Each line containing the word "title" needs to be copied.

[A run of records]
-- BEGIN --

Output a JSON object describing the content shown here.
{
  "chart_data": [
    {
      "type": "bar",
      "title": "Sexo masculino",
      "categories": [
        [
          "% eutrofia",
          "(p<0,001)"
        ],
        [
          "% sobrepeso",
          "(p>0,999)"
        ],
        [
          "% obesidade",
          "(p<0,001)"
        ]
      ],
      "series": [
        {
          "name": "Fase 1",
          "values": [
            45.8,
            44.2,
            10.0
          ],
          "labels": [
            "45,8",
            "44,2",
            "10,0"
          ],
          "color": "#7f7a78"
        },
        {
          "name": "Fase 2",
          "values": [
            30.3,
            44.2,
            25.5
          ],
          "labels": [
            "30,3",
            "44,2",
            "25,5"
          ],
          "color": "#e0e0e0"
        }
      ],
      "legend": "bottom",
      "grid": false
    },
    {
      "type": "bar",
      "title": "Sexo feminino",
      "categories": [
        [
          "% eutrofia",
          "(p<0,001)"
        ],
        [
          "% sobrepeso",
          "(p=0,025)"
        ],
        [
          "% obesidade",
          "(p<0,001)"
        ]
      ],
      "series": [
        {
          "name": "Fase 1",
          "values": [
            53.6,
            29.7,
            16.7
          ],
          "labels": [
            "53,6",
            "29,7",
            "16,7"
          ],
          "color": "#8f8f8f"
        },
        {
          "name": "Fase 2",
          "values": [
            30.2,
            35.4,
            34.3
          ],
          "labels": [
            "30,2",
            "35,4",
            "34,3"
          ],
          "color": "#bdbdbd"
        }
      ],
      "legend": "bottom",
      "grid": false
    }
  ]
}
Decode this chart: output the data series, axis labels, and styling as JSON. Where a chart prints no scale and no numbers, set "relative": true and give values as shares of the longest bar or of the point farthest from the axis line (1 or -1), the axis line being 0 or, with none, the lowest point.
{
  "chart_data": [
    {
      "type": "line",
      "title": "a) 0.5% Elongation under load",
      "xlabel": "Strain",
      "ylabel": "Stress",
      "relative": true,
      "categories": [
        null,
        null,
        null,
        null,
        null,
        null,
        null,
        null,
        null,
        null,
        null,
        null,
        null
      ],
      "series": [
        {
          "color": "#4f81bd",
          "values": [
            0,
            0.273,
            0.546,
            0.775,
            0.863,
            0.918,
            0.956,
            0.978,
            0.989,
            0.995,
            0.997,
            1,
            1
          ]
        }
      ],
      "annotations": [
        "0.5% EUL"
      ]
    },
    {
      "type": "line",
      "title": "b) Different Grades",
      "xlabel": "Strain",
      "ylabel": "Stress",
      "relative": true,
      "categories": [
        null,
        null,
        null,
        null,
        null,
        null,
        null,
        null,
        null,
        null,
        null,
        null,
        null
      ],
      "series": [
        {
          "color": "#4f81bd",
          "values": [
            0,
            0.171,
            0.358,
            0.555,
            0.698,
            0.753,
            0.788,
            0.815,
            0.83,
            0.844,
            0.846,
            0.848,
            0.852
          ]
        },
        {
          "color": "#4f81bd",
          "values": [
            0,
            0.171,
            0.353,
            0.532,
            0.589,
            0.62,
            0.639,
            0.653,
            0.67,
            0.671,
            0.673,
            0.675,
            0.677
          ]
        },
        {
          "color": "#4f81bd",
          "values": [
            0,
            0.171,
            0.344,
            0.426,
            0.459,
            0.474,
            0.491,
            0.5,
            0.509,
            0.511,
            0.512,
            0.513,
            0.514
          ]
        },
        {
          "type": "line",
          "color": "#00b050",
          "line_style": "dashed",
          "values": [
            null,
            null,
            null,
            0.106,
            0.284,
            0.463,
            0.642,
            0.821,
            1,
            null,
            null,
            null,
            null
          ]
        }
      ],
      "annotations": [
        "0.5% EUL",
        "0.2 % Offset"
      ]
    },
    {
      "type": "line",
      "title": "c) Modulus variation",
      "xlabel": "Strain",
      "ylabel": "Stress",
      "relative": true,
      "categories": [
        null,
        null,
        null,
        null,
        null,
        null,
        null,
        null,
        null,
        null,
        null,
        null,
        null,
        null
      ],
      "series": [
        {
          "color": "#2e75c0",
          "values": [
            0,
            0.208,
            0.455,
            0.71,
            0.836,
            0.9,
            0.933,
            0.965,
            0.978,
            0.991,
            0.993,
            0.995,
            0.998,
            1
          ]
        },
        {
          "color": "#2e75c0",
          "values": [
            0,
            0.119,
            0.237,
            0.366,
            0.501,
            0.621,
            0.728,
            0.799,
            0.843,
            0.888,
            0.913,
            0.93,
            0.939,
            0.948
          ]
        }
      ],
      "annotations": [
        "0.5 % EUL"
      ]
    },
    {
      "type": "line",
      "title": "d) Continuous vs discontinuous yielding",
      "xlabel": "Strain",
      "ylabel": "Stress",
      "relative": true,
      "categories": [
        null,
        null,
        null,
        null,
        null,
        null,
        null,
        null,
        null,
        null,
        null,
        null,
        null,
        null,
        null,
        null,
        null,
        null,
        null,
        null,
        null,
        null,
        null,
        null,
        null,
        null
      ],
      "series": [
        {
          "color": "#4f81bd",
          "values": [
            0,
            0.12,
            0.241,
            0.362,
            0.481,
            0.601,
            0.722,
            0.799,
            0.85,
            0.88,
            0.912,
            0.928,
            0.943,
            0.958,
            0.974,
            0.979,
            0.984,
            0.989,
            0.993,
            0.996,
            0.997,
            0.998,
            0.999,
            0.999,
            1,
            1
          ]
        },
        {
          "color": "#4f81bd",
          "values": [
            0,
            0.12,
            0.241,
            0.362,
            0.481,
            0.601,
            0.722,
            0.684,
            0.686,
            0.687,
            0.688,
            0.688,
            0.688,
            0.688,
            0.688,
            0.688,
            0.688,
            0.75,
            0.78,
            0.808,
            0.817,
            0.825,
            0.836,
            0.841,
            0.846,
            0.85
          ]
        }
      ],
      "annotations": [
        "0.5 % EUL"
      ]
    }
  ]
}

-- END --

### SOLUTION FOR THIS PROBLEM
      "title": "Sexo masculino",
      "title": "Sexo feminino",
      "title": "a) 0.5% Elongation under load",
      "title": "b) Different Grades",
      "title": "c) Modulus variation",
      "title": "d) Continuous vs discontinuous yielding",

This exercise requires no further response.